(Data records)
--- START ---
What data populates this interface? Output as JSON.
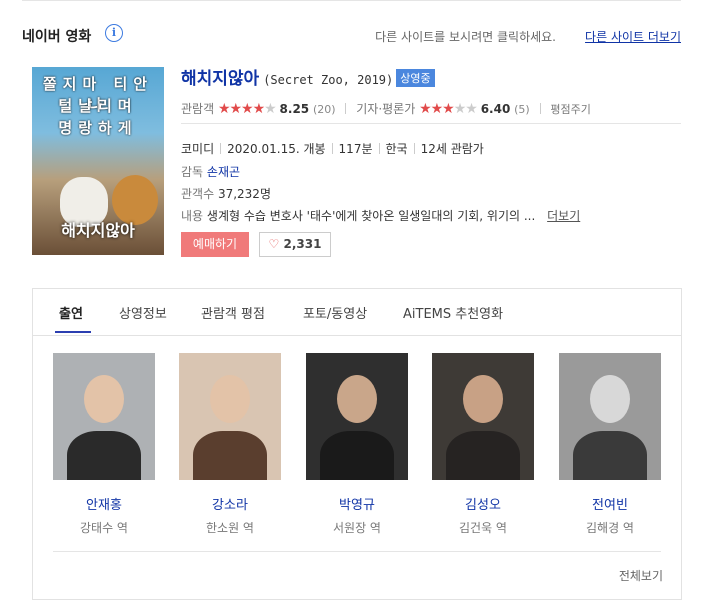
{
  "header": {
    "brand": "네이버 영화",
    "notice": "다른 사이트를 보시려면 클릭하세요.",
    "more_sites": "다른 사이트 더보기"
  },
  "poster": {
    "line1": "쫄지마 티안나",
    "line2": "털날리며",
    "line3": "명랑하게",
    "title": "해치지않아"
  },
  "movie": {
    "title": "해치지않아",
    "original": "(Secret Zoo, 2019)",
    "badge": "상영중",
    "audience_label": "관람객",
    "audience_score": "8.25",
    "audience_count": "(20)",
    "audience_stars": 4.1,
    "critic_label": "기자·평론가",
    "critic_score": "6.40",
    "critic_count": "(5)",
    "critic_stars": 3.2,
    "review_link": "평점주기",
    "genre": "코미디",
    "release": "2020.01.15. 개봉",
    "runtime": "117분",
    "country": "한국",
    "rating": "12세 관람가",
    "director_label": "감독",
    "director": "손재곤",
    "viewers_label": "관객수",
    "viewers": "37,232명",
    "desc_label": "내용",
    "desc": "생계형 수습 변호사 '태수'에게 찾아온 일생일대의 기회, 위기의 ...",
    "desc_more": "더보기",
    "book_label": "예매하기",
    "like_count": "2,331"
  },
  "tabs": [
    "출연",
    "상영정보",
    "관람객 평점",
    "포토/동영상",
    "AiTEMS 추천영화"
  ],
  "cast": [
    {
      "name": "안재홍",
      "role": "강태수 역"
    },
    {
      "name": "강소라",
      "role": "한소원 역"
    },
    {
      "name": "박영규",
      "role": "서원장 역"
    },
    {
      "name": "김성오",
      "role": "김건욱 역"
    },
    {
      "name": "전여빈",
      "role": "김해경 역"
    }
  ],
  "view_all": "전체보기"
}
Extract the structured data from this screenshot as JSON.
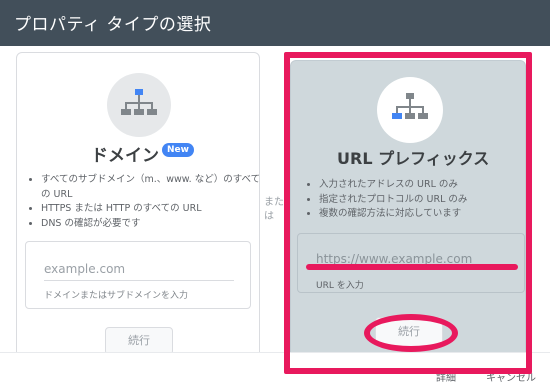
{
  "dialog": {
    "title": "プロパティ タイプの選択"
  },
  "domain_card": {
    "icon": "sitemap-icon",
    "title": "ドメイン",
    "badge": "New",
    "features": [
      "すべてのサブドメイン（m.、www. など）のすべての URL",
      "HTTPS または HTTP のすべての URL",
      "DNS の確認が必要です"
    ],
    "input_placeholder": "example.com",
    "helper": "ドメインまたはサブドメインを入力",
    "continue": "続行"
  },
  "or_text": "また は",
  "url_prefix_card": {
    "icon": "sitemap-icon",
    "title": "URL プレフィックス",
    "features": [
      "入力されたアドレスの URL のみ",
      "指定されたプロトコルの URL のみ",
      "複数の確認方法に対応しています"
    ],
    "input_placeholder": "https://www.example.com",
    "helper": "URL を入力",
    "continue": "続行"
  },
  "footer": {
    "details": "詳細",
    "cancel": "キャンセル"
  },
  "colors": {
    "header_bg": "#424f5a",
    "highlight": "#e8195d",
    "selected_card_bg": "#cfd8dc",
    "icon_accent": "#4285f4"
  }
}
--- END ---
Transcribe the whole listing, character for character, but not its images.

▶ [Reply to the task]:
What data populates this interface? Output as JSON.
{
  "header": {
    "brand": "네이버 영화",
    "notice": "다른 사이트를 보시려면 클릭하세요.",
    "more_sites": "다른 사이트 더보기"
  },
  "poster": {
    "line1": "쫄지마 티안나",
    "line2": "털날리며",
    "line3": "명랑하게",
    "title": "해치지않아"
  },
  "movie": {
    "title": "해치지않아",
    "original": "(Secret Zoo, 2019)",
    "badge": "상영중",
    "audience_label": "관람객",
    "audience_score": "8.25",
    "audience_count": "(20)",
    "audience_stars": 4.1,
    "critic_label": "기자·평론가",
    "critic_score": "6.40",
    "critic_count": "(5)",
    "critic_stars": 3.2,
    "review_link": "평점주기",
    "genre": "코미디",
    "release": "2020.01.15. 개봉",
    "runtime": "117분",
    "country": "한국",
    "rating": "12세 관람가",
    "director_label": "감독",
    "director": "손재곤",
    "viewers_label": "관객수",
    "viewers": "37,232명",
    "desc_label": "내용",
    "desc": "생계형 수습 변호사 '태수'에게 찾아온 일생일대의 기회, 위기의 ...",
    "desc_more": "더보기",
    "book_label": "예매하기",
    "like_count": "2,331"
  },
  "tabs": [
    "출연",
    "상영정보",
    "관람객 평점",
    "포토/동영상",
    "AiTEMS 추천영화"
  ],
  "cast": [
    {
      "name": "안재홍",
      "role": "강태수 역"
    },
    {
      "name": "강소라",
      "role": "한소원 역"
    },
    {
      "name": "박영규",
      "role": "서원장 역"
    },
    {
      "name": "김성오",
      "role": "김건욱 역"
    },
    {
      "name": "전여빈",
      "role": "김해경 역"
    }
  ],
  "view_all": "전체보기"
}
Extract the structured data from this screenshot as JSON.
{
  "dialog": {
    "title": "プロパティ タイプの選択"
  },
  "domain_card": {
    "icon": "sitemap-icon",
    "title": "ドメイン",
    "badge": "New",
    "features": [
      "すべてのサブドメイン（m.、www. など）のすべての URL",
      "HTTPS または HTTP のすべての URL",
      "DNS の確認が必要です"
    ],
    "input_placeholder": "example.com",
    "helper": "ドメインまたはサブドメインを入力",
    "continue": "続行"
  },
  "or_text": "また は",
  "url_prefix_card": {
    "icon": "sitemap-icon",
    "title": "URL プレフィックス",
    "features": [
      "入力されたアドレスの URL のみ",
      "指定されたプロトコルの URL のみ",
      "複数の確認方法に対応しています"
    ],
    "input_placeholder": "https://www.example.com",
    "helper": "URL を入力",
    "continue": "続行"
  },
  "footer": {
    "details": "詳細",
    "cancel": "キャンセル"
  },
  "colors": {
    "header_bg": "#424f5a",
    "highlight": "#e8195d",
    "selected_card_bg": "#cfd8dc",
    "icon_accent": "#4285f4"
  }
}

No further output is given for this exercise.